[STATED PROBLEM]
Without the pictures, return each record as it appears.

[EXTRACTED MATERIAL]
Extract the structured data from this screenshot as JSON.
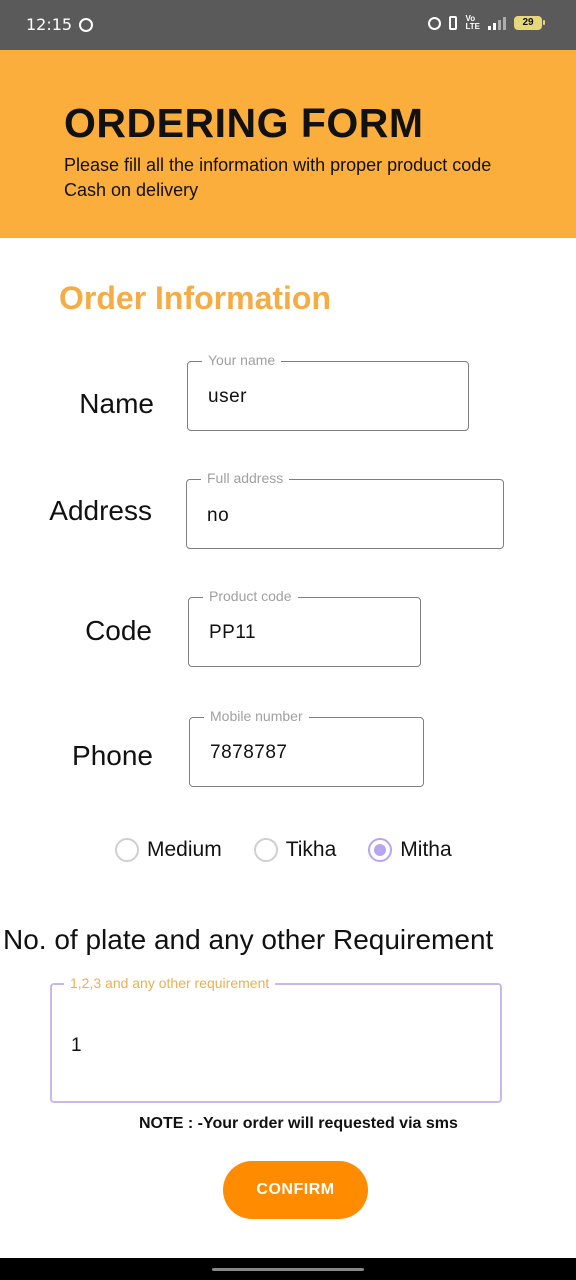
{
  "status_bar": {
    "time": "12:15",
    "battery": "29",
    "icons": [
      "whatsapp-icon",
      "alarm-icon",
      "vibrate-icon",
      "lte-icon",
      "signal-icon",
      "battery-icon"
    ]
  },
  "header": {
    "title": "ORDERING FORM",
    "subtitle_line1": "Please fill all the information with proper product code",
    "subtitle_line2": "Cash on delivery",
    "background_color": "#fbae3c"
  },
  "section": {
    "title": "Order Information",
    "title_color": "#f5ac44"
  },
  "fields": {
    "name": {
      "label": "Name",
      "legend": "Your name",
      "value": "user"
    },
    "address": {
      "label": "Address",
      "legend": "Full address",
      "value": "no"
    },
    "code": {
      "label": "Code",
      "legend": "Product code",
      "value": "PP11"
    },
    "phone": {
      "label": "Phone",
      "legend": "Mobile number",
      "value": "7878787"
    }
  },
  "taste": {
    "options": [
      "Medium",
      "Tikha",
      "Mitha"
    ],
    "selected": "Mitha"
  },
  "requirement": {
    "title": "No. of plate and any other Requirement",
    "legend": "1,2,3 and any other requirement",
    "value": "1"
  },
  "note": "NOTE : -Your order will requested via sms",
  "confirm_label": "CONFIRM",
  "accent_color": "#ff8c00"
}
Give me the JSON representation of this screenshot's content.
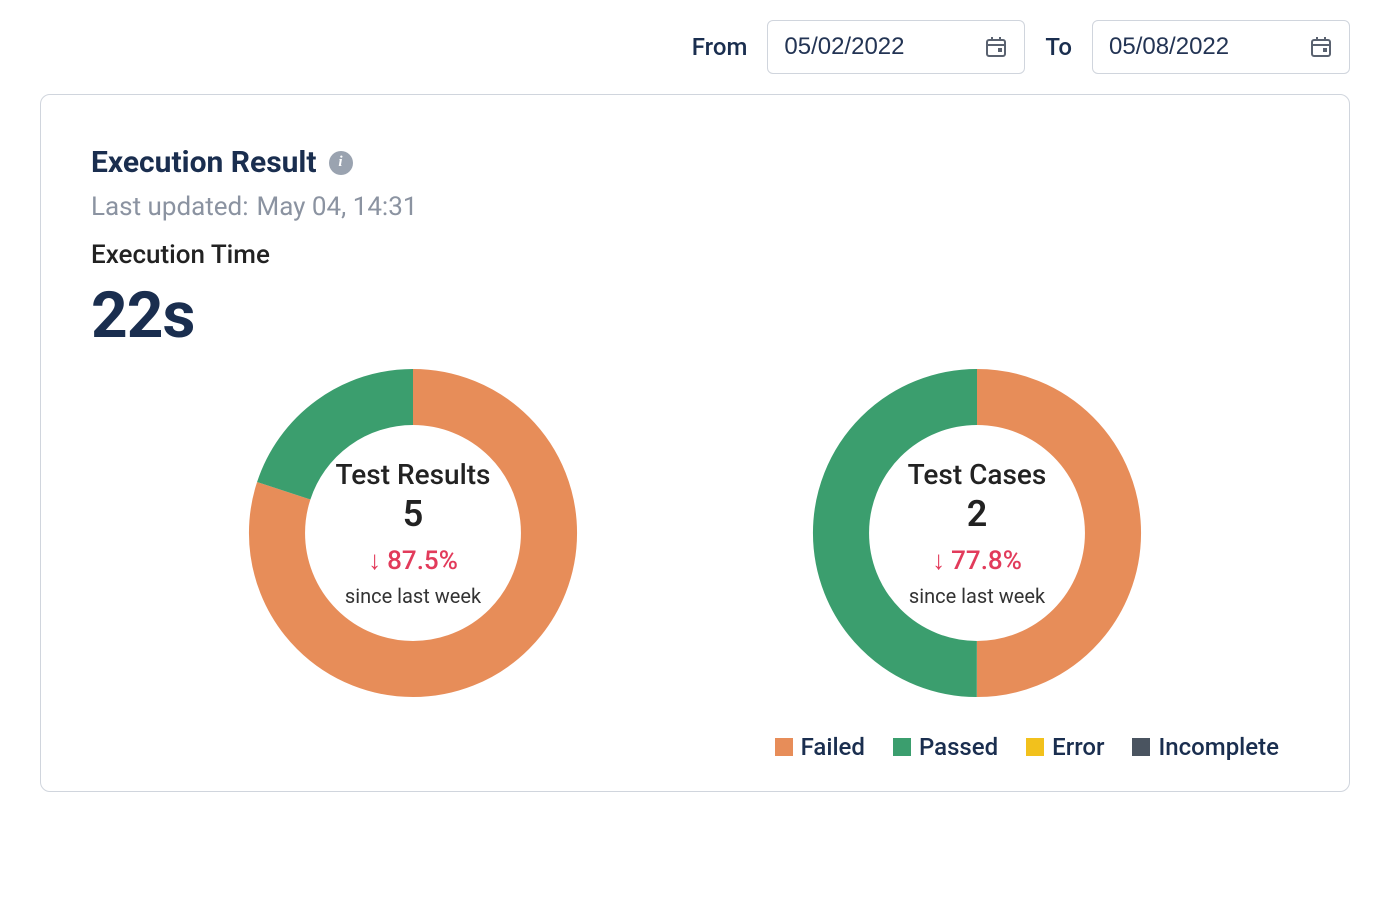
{
  "dateFilter": {
    "fromLabel": "From",
    "toLabel": "To",
    "fromValue": "05/02/2022",
    "toValue": "05/08/2022"
  },
  "panel": {
    "title": "Execution Result",
    "lastUpdatedLabel": "Last updated:",
    "lastUpdatedValue": "May 04, 14:31",
    "execTimeLabel": "Execution Time",
    "execTimeValue": "22s"
  },
  "legend": {
    "failed": {
      "label": "Failed",
      "color": "#e78d59"
    },
    "passed": {
      "label": "Passed",
      "color": "#3b9e6e"
    },
    "error": {
      "label": "Error",
      "color": "#f2c11c"
    },
    "incomplete": {
      "label": "Incomplete",
      "color": "#4a5460"
    }
  },
  "donuts": {
    "results": {
      "title": "Test Results",
      "count": "5",
      "changePct": "87.5%",
      "changeDir": "down",
      "sinceLabel": "since last week"
    },
    "cases": {
      "title": "Test Cases",
      "count": "2",
      "changePct": "77.8%",
      "changeDir": "down",
      "sinceLabel": "since last week"
    }
  },
  "chart_data": [
    {
      "type": "pie",
      "title": "Test Results",
      "total": 5,
      "change_percent": -87.5,
      "change_reference": "since last week",
      "series": [
        {
          "name": "Failed",
          "value": 4,
          "color": "#e78d59"
        },
        {
          "name": "Passed",
          "value": 1,
          "color": "#3b9e6e"
        },
        {
          "name": "Error",
          "value": 0,
          "color": "#f2c11c"
        },
        {
          "name": "Incomplete",
          "value": 0,
          "color": "#4a5460"
        }
      ]
    },
    {
      "type": "pie",
      "title": "Test Cases",
      "total": 2,
      "change_percent": -77.8,
      "change_reference": "since last week",
      "series": [
        {
          "name": "Failed",
          "value": 1,
          "color": "#e78d59"
        },
        {
          "name": "Passed",
          "value": 1,
          "color": "#3b9e6e"
        },
        {
          "name": "Error",
          "value": 0,
          "color": "#f2c11c"
        },
        {
          "name": "Incomplete",
          "value": 0,
          "color": "#4a5460"
        }
      ]
    }
  ]
}
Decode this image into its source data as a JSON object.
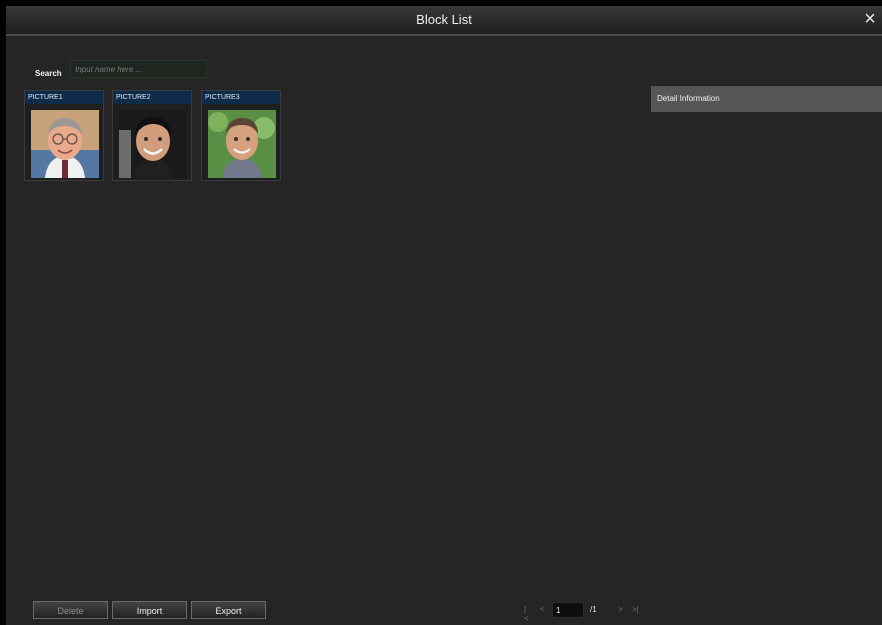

[CORRECT OUTPUT]
Extract the structured data from this screenshot as JSON.
{
  "status_bar": {
    "time": "12:15",
    "battery": "29",
    "icons": [
      "whatsapp-icon",
      "alarm-icon",
      "vibrate-icon",
      "lte-icon",
      "signal-icon",
      "battery-icon"
    ]
  },
  "header": {
    "title": "ORDERING FORM",
    "subtitle_line1": "Please fill all the information with proper product code",
    "subtitle_line2": "Cash on delivery",
    "background_color": "#fbae3c"
  },
  "section": {
    "title": "Order Information",
    "title_color": "#f5ac44"
  },
  "fields": {
    "name": {
      "label": "Name",
      "legend": "Your name",
      "value": "user"
    },
    "address": {
      "label": "Address",
      "legend": "Full address",
      "value": "no"
    },
    "code": {
      "label": "Code",
      "legend": "Product code",
      "value": "PP11"
    },
    "phone": {
      "label": "Phone",
      "legend": "Mobile number",
      "value": "7878787"
    }
  },
  "taste": {
    "options": [
      "Medium",
      "Tikha",
      "Mitha"
    ],
    "selected": "Mitha"
  },
  "requirement": {
    "title": "No. of plate and any other Requirement",
    "legend": "1,2,3 and any other requirement",
    "value": "1"
  },
  "note": "NOTE : -Your order will requested via sms",
  "confirm_label": "CONFIRM",
  "accent_color": "#ff8c00"
}
Give me the JSON representation of this screenshot's content.
{
  "dateFilter": {
    "fromLabel": "From",
    "toLabel": "To",
    "fromValue": "05/02/2022",
    "toValue": "05/08/2022"
  },
  "panel": {
    "title": "Execution Result",
    "lastUpdatedLabel": "Last updated:",
    "lastUpdatedValue": "May 04, 14:31",
    "execTimeLabel": "Execution Time",
    "execTimeValue": "22s"
  },
  "legend": {
    "failed": {
      "label": "Failed",
      "color": "#e78d59"
    },
    "passed": {
      "label": "Passed",
      "color": "#3b9e6e"
    },
    "error": {
      "label": "Error",
      "color": "#f2c11c"
    },
    "incomplete": {
      "label": "Incomplete",
      "color": "#4a5460"
    }
  },
  "donuts": {
    "results": {
      "title": "Test Results",
      "count": "5",
      "changePct": "87.5%",
      "changeDir": "down",
      "sinceLabel": "since last week"
    },
    "cases": {
      "title": "Test Cases",
      "count": "2",
      "changePct": "77.8%",
      "changeDir": "down",
      "sinceLabel": "since last week"
    }
  },
  "chart_data": [
    {
      "type": "pie",
      "title": "Test Results",
      "total": 5,
      "change_percent": -87.5,
      "change_reference": "since last week",
      "series": [
        {
          "name": "Failed",
          "value": 4,
          "color": "#e78d59"
        },
        {
          "name": "Passed",
          "value": 1,
          "color": "#3b9e6e"
        },
        {
          "name": "Error",
          "value": 0,
          "color": "#f2c11c"
        },
        {
          "name": "Incomplete",
          "value": 0,
          "color": "#4a5460"
        }
      ]
    },
    {
      "type": "pie",
      "title": "Test Cases",
      "total": 2,
      "change_percent": -77.8,
      "change_reference": "since last week",
      "series": [
        {
          "name": "Failed",
          "value": 1,
          "color": "#e78d59"
        },
        {
          "name": "Passed",
          "value": 1,
          "color": "#3b9e6e"
        },
        {
          "name": "Error",
          "value": 0,
          "color": "#f2c11c"
        },
        {
          "name": "Incomplete",
          "value": 0,
          "color": "#4a5460"
        }
      ]
    }
  ]
}
Decode this image into its source data as a JSON object.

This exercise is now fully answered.